Using the material below, work out how many lines contain the word "title". Reply with the number and nothing more.
═════ Given data ═════
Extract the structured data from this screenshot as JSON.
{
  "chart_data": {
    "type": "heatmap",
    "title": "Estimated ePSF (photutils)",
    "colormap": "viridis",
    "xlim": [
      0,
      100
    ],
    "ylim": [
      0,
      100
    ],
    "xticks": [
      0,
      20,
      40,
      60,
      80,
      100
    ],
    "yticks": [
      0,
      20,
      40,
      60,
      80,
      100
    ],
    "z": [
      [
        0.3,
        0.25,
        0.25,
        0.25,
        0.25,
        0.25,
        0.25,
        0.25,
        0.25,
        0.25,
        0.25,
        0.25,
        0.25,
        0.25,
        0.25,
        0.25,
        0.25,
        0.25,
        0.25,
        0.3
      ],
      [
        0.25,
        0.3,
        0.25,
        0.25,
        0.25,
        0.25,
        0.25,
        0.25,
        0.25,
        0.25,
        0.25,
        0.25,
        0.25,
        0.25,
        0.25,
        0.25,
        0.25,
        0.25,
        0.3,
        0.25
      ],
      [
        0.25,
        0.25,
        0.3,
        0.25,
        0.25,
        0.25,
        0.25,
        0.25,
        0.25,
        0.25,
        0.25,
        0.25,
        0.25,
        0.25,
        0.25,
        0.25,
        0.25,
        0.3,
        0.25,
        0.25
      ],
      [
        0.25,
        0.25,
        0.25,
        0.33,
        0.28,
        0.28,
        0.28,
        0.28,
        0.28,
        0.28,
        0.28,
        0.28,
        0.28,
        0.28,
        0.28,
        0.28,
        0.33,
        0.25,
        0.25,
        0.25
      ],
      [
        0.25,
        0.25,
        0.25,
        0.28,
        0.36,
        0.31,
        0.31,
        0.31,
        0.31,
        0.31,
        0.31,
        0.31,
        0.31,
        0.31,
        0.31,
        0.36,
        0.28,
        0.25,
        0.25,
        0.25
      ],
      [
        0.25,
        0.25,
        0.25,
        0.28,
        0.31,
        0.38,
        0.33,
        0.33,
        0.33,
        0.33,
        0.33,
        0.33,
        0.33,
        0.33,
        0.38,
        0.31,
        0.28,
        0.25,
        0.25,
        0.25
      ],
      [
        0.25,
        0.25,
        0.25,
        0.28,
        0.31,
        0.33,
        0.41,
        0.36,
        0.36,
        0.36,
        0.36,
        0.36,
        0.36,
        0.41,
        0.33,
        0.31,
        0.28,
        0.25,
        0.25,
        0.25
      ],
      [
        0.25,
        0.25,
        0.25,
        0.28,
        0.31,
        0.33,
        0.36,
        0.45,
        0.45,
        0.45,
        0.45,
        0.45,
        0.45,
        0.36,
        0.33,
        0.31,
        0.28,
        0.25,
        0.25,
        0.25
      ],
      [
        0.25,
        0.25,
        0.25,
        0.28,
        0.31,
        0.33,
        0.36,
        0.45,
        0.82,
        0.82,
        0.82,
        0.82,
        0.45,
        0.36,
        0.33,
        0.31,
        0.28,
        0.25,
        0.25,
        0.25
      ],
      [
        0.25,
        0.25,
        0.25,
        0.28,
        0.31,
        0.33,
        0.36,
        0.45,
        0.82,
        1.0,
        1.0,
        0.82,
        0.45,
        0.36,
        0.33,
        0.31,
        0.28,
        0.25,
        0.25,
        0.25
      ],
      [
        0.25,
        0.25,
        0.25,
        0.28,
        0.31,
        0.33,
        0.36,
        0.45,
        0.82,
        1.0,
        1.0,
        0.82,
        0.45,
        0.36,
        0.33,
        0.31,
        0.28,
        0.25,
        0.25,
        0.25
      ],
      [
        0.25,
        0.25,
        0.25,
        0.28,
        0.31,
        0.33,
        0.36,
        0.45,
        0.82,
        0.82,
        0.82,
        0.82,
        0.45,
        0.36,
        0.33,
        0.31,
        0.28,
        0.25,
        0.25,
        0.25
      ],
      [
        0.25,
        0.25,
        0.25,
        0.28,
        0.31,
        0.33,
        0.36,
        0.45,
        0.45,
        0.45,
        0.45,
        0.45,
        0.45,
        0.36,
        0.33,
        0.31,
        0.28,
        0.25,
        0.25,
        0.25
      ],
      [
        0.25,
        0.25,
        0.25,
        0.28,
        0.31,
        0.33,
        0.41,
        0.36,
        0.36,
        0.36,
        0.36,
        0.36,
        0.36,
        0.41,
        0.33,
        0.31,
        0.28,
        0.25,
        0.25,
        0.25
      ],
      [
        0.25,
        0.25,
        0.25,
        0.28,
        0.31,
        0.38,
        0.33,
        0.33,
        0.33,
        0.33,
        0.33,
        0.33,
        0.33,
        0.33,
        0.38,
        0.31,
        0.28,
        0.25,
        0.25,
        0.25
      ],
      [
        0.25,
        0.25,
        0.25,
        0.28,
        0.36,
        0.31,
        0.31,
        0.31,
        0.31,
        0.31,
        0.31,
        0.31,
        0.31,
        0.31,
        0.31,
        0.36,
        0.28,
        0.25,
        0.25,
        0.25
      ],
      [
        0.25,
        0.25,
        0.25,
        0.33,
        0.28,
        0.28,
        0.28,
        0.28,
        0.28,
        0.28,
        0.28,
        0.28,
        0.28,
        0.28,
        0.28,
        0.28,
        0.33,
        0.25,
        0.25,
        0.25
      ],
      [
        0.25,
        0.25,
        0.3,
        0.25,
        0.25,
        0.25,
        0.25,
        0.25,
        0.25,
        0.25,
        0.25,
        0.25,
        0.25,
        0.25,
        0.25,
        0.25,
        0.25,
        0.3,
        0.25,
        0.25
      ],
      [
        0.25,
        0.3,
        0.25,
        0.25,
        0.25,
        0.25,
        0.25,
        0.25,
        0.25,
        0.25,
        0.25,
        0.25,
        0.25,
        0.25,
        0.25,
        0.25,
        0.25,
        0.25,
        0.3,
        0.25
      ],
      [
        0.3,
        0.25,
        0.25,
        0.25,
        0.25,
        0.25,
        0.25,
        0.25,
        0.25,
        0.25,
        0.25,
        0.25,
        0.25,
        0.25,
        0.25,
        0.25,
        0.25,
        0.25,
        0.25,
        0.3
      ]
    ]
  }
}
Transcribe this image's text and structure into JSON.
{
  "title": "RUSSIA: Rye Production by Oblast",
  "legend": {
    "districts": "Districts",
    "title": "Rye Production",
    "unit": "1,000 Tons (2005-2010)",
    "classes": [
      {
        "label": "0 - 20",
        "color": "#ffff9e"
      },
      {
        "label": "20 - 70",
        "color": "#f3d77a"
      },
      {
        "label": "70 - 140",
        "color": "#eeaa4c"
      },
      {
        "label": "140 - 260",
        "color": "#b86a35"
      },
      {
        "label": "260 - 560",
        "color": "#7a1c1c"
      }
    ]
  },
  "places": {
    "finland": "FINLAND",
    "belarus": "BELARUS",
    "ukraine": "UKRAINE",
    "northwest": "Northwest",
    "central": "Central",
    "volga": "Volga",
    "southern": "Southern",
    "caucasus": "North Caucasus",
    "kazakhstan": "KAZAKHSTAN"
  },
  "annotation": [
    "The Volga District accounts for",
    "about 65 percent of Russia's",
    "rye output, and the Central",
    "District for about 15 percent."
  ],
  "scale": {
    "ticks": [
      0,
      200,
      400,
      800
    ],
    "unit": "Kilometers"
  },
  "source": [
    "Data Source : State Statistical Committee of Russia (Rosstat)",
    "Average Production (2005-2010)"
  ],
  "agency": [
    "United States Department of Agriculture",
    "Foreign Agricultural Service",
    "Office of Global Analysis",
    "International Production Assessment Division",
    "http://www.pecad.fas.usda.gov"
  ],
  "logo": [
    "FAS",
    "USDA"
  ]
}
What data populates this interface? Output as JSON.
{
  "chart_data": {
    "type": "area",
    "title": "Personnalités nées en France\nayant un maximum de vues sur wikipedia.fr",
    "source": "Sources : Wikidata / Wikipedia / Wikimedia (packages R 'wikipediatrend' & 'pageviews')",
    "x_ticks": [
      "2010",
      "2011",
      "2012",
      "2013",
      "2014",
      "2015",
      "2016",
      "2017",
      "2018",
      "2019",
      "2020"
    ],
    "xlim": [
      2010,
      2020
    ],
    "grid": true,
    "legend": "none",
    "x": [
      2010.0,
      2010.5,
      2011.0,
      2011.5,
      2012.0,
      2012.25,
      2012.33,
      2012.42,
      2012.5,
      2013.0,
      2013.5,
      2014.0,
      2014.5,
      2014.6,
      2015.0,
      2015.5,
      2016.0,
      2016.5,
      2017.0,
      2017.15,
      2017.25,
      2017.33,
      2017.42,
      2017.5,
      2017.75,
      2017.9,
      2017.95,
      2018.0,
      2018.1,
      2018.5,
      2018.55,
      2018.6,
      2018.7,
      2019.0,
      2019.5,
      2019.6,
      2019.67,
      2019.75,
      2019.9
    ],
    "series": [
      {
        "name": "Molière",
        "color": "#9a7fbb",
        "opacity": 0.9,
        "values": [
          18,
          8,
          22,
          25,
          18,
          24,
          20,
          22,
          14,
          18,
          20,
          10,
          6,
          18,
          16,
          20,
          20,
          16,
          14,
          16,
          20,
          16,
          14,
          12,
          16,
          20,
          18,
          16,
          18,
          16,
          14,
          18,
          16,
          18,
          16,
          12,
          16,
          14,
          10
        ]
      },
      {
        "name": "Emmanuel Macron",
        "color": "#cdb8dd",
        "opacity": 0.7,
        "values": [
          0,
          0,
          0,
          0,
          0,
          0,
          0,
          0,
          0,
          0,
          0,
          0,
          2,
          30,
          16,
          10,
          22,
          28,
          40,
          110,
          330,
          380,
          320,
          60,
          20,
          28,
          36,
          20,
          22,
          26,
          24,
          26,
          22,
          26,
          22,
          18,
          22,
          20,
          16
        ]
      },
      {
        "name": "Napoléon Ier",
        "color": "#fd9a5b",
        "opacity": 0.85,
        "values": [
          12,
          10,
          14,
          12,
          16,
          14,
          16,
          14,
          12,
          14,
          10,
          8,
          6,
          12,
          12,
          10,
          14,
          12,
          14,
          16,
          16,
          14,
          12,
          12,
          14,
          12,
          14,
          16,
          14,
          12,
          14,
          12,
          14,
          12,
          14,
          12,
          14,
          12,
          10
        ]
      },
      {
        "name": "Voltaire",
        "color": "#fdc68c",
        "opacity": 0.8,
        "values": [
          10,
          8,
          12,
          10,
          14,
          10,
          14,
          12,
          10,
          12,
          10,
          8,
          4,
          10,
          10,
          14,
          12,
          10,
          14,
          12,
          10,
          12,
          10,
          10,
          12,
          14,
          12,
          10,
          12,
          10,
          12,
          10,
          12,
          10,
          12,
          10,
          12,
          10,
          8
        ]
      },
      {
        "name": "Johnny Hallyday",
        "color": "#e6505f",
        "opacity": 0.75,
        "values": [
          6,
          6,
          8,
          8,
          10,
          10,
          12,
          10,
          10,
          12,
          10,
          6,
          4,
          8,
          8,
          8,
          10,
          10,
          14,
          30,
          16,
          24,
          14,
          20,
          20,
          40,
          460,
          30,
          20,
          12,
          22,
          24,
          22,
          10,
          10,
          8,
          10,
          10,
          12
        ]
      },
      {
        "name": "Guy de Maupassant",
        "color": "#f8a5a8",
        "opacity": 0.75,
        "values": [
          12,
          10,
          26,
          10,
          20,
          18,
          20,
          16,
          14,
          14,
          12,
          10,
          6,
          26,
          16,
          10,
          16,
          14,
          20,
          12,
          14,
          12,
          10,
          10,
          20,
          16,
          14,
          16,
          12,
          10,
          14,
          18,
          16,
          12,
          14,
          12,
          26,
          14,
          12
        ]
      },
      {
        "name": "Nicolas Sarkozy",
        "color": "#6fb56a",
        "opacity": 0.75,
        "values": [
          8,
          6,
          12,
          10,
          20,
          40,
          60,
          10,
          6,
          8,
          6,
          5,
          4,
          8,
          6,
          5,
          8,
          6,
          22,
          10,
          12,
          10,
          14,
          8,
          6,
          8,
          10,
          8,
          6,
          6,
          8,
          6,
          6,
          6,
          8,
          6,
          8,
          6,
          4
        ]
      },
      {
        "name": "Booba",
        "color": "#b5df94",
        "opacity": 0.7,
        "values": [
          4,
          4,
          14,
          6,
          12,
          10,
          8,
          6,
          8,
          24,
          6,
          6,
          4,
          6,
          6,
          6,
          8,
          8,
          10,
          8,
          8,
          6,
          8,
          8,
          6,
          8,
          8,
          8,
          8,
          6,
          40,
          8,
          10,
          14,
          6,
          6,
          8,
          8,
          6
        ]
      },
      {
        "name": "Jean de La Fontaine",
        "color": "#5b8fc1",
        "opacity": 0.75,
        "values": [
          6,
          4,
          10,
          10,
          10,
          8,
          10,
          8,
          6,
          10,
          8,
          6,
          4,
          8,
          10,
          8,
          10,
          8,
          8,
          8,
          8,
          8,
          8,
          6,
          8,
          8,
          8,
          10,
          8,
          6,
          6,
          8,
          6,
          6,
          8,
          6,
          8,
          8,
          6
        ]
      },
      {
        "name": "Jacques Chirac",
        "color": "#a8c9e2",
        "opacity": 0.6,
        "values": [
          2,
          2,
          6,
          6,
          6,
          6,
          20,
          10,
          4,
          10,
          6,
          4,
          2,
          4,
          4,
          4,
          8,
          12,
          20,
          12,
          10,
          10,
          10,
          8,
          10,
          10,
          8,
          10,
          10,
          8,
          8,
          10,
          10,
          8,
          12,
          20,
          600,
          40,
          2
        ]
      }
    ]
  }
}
═════
• [Worked solution] 4